Task brief
Quote the whole listing verbatim.

Supplied data
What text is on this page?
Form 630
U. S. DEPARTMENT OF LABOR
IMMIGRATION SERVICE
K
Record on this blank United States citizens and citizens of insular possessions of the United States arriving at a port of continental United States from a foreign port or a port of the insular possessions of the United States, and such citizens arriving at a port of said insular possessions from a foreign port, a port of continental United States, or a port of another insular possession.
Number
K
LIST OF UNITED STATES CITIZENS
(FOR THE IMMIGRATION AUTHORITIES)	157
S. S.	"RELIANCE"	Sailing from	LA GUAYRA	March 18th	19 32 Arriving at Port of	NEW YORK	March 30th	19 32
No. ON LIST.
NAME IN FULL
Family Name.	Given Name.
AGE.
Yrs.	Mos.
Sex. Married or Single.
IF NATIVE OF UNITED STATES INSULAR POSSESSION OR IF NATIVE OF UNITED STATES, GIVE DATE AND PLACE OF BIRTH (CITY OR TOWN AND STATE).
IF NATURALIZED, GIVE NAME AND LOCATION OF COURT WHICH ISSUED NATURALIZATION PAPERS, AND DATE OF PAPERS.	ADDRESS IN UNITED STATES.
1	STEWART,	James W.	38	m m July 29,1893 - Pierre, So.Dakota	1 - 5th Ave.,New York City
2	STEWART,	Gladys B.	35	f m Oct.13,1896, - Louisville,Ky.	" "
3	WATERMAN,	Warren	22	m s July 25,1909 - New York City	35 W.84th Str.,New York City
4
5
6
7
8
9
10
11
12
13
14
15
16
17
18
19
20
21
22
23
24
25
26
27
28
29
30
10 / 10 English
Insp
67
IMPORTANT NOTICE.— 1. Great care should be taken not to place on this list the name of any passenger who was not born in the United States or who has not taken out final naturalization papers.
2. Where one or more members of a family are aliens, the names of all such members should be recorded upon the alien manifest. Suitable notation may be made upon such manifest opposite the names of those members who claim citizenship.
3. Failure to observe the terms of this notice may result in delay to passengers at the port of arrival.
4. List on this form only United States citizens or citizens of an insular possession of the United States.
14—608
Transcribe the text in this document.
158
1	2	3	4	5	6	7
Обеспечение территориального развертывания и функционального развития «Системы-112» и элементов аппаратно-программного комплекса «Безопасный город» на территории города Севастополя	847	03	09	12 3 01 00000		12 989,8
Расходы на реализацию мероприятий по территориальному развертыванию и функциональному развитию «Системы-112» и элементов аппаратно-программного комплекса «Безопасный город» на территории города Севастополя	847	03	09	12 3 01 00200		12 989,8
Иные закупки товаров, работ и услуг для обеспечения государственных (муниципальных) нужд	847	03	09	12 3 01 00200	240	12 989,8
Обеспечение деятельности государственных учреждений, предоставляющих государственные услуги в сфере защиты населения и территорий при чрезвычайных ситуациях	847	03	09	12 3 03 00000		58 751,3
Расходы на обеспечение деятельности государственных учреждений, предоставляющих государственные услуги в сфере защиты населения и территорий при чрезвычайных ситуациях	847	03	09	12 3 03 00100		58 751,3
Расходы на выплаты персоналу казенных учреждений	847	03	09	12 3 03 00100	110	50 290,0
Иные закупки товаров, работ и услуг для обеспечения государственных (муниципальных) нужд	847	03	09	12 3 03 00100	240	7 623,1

Response
What text is on this page?
Form 630
U. S. DEPARTMENT OF LABOR
IMMIGRATION SERVICE
K
Record on this blank United States citizens and citizens of insular possessions of the United States arriving at a port of continental United States from a foreign port or a port of the insular possessions of the United States, and such citizens arriving at a port of said insular possessions from a foreign port, a port of continental United States, or a port of another insular possession.
Number
K
LIST OF UNITED STATES CITIZENS
(FOR THE IMMIGRATION AUTHORITIES)	157
S. S.	"RELIANCE"	Sailing from	LA GUAYRA	March 18th	19 32 Arriving at Port of	NEW YORK	March 30th	19 32
No. ON LIST.
NAME IN FULL
Family Name.	Given Name.
AGE.
Yrs.	Mos.
Sex. Married or Single.
IF NATIVE OF UNITED STATES INSULAR POSSESSION OR IF NATIVE OF UNITED STATES, GIVE DATE AND PLACE OF BIRTH (CITY OR TOWN AND STATE).
IF NATURALIZED, GIVE NAME AND LOCATION OF COURT WHICH ISSUED NATURALIZATION PAPERS, AND DATE OF PAPERS.	ADDRESS IN UNITED STATES.
1	STEWART,	James W.	38	m m July 29,1893 - Pierre, So.Dakota	1 - 5th Ave.,New York City
2	STEWART,	Gladys B.	35	f m Oct.13,1896, - Louisville,Ky.	" "
3	WATERMAN,	Warren	22	m s July 25,1909 - New York City	35 W.84th Str.,New York City
4
5
6
7
8
9
10
11
12
13
14
15
16
17
18
19
20
21
22
23
24
25
26
27
28
29
30
10 / 10 English
Insp
67
IMPORTANT NOTICE.— 1. Great care should be taken not to place on this list the name of any passenger who was not born in the United States or who has not taken out final naturalization papers.
2. Where one or more members of a family are aliens, the names of all such members should be recorded upon the alien manifest. Suitable notation may be made upon such manifest opposite the names of those members who claim citizenship.
3. Failure to observe the terms of this notice may result in delay to passengers at the port of arrival.
4. List on this form only United States citizens or citizens of an insular possession of the United States.
14—608
Transcribe the text in this document.
158
1	2	3	4	5	6	7
Обеспечение территориального развертывания и функционального развития «Системы-112» и элементов аппаратно-программного комплекса «Безопасный город» на территории города Севастополя	847	03	09	12 3 01 00000		12 989,8
Расходы на реализацию мероприятий по территориальному развертыванию и функциональному развитию «Системы-112» и элементов аппаратно-программного комплекса «Безопасный город» на территории города Севастополя	847	03	09	12 3 01 00200		12 989,8
Иные закупки товаров, работ и услуг для обеспечения государственных (муниципальных) нужд	847	03	09	12 3 01 00200	240	12 989,8
Обеспечение деятельности государственных учреждений, предоставляющих государственные услуги в сфере защиты населения и территорий при чрезвычайных ситуациях	847	03	09	12 3 03 00000		58 751,3
Расходы на обеспечение деятельности государственных учреждений, предоставляющих государственные услуги в сфере защиты населения и территорий при чрезвычайных ситуациях	847	03	09	12 3 03 00100		58 751,3
Расходы на выплаты персоналу казенных учреждений	847	03	09	12 3 03 00100	110	50 290,0
Иные закупки товаров, работ и услуг для обеспечения государственных (муниципальных) нужд	847	03	09	12 3 03 00100	240	7 623,1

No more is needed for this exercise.